[start of Records provided]

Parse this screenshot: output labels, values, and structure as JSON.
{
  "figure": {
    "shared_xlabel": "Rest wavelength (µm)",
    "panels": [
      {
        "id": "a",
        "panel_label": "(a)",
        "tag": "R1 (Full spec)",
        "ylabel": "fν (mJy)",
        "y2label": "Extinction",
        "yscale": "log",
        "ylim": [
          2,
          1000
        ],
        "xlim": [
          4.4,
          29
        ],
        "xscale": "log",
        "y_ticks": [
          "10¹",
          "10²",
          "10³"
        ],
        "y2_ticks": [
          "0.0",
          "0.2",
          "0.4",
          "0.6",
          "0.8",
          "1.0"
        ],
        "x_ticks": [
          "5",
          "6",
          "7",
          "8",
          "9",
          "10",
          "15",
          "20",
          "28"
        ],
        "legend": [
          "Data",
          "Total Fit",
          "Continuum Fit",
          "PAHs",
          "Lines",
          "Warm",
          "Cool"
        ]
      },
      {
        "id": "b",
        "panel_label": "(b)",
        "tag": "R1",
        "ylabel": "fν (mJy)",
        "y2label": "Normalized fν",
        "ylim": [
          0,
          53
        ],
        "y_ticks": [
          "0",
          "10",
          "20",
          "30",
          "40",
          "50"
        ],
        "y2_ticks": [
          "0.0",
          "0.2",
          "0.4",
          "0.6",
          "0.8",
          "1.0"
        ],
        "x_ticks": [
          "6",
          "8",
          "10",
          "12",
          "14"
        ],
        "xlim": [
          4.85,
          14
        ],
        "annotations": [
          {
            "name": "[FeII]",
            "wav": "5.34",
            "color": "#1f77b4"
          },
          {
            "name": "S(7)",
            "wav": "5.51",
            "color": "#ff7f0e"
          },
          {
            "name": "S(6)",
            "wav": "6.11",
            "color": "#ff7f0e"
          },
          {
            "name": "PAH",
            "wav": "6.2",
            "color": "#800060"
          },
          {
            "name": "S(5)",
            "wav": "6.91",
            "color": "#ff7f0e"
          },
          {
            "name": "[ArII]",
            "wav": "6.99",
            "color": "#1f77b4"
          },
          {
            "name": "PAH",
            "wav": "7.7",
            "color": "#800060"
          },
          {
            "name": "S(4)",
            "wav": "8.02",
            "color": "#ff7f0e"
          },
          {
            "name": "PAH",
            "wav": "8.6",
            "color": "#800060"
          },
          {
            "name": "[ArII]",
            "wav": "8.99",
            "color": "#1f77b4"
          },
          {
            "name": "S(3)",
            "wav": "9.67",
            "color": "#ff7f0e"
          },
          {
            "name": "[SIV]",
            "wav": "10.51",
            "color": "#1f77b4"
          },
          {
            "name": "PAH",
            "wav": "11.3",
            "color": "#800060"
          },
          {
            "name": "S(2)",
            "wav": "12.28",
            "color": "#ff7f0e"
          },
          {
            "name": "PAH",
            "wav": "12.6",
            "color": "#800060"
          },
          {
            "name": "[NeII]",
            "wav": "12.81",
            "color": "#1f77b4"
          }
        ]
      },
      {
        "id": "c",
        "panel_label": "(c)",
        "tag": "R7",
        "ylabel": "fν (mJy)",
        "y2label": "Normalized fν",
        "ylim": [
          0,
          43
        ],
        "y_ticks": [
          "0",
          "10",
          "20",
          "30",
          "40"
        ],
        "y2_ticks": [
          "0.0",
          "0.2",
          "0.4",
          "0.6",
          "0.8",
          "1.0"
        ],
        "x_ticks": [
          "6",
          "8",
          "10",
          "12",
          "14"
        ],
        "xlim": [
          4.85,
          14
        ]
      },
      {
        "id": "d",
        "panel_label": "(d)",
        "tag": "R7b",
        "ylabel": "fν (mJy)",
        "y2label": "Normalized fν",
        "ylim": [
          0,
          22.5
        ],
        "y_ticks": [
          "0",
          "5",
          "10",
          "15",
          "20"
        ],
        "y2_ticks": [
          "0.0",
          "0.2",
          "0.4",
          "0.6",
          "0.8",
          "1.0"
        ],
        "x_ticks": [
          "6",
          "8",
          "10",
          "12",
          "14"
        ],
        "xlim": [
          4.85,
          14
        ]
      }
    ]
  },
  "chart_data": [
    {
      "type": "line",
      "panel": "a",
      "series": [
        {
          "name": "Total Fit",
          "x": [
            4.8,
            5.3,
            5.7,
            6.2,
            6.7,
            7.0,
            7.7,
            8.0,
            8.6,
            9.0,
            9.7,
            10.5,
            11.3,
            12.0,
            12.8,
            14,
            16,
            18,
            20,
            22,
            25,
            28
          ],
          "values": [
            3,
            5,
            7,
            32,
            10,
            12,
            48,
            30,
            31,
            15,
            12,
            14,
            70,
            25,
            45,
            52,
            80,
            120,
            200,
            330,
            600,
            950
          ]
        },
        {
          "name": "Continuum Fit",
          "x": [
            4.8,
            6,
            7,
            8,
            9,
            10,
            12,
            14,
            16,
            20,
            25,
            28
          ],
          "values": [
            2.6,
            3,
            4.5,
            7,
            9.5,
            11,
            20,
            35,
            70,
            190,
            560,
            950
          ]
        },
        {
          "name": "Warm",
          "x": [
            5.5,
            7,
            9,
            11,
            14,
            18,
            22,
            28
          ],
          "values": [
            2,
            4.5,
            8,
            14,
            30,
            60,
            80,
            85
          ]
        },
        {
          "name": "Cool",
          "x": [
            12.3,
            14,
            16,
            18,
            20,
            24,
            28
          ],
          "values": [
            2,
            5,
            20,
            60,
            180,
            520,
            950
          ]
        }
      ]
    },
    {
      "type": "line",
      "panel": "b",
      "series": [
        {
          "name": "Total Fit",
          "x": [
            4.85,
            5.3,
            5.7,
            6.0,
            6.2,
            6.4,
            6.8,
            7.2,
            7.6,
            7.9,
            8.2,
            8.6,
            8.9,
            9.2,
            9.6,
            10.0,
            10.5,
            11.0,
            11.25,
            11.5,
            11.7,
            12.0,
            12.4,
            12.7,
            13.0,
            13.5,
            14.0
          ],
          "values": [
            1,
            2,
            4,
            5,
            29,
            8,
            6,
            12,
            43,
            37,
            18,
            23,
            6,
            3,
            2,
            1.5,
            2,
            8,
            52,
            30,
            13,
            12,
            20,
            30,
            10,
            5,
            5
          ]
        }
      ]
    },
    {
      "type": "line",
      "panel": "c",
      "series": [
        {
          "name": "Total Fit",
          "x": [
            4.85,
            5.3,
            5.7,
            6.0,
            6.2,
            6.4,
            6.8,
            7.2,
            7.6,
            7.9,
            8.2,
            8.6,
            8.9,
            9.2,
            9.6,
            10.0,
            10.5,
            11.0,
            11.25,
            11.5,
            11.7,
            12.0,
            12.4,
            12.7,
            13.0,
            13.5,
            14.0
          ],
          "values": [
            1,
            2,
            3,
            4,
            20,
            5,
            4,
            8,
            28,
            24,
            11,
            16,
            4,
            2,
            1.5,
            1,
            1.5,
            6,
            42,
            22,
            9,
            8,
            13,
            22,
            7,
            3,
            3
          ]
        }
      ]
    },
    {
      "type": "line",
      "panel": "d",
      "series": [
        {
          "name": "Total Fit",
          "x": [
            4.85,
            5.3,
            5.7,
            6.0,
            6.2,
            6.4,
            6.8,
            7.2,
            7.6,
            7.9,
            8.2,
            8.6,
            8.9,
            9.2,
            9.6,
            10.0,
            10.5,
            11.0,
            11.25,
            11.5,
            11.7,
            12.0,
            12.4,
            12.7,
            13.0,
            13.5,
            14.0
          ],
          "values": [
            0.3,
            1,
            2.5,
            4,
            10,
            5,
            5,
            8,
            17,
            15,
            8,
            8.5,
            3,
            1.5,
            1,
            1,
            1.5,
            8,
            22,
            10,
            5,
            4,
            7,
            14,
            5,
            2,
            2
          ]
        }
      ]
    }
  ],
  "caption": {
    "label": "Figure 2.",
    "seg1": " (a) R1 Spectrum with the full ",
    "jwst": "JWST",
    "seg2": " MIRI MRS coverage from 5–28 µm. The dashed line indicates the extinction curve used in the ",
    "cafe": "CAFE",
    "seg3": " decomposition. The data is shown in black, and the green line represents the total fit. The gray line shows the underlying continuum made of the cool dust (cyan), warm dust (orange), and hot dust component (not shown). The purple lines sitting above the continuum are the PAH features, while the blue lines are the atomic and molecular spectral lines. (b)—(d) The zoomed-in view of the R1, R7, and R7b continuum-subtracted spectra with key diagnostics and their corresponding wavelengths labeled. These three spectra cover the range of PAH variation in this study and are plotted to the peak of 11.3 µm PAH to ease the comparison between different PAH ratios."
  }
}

[end of Records provided]

Task directions:
Pick out the lines that include the word "with" and write them out.

Answer to this task:
    "seg1": " (a) R1 Spectrum with the full ",
    "seg3": " decomposition. The data is shown in black, and the green line represents the total fit. The gray line shows the underlying continuum made of the cool dust (cyan), warm dust (orange), and hot dust component (not shown). The purple lines sitting above the continuum are the PAH features, while the blue lines are the atomic and molecular spectral lines. (b)—(d) The zoomed-in view of the R1, R7, and R7b continuum-subtracted spectra with key diagnostics and their corresponding wavelengths labeled. These three spectra cover the range of PAH variation in this study and are plotted to the peak of 11.3 µm PAH to ease the comparison between different PAH ratios."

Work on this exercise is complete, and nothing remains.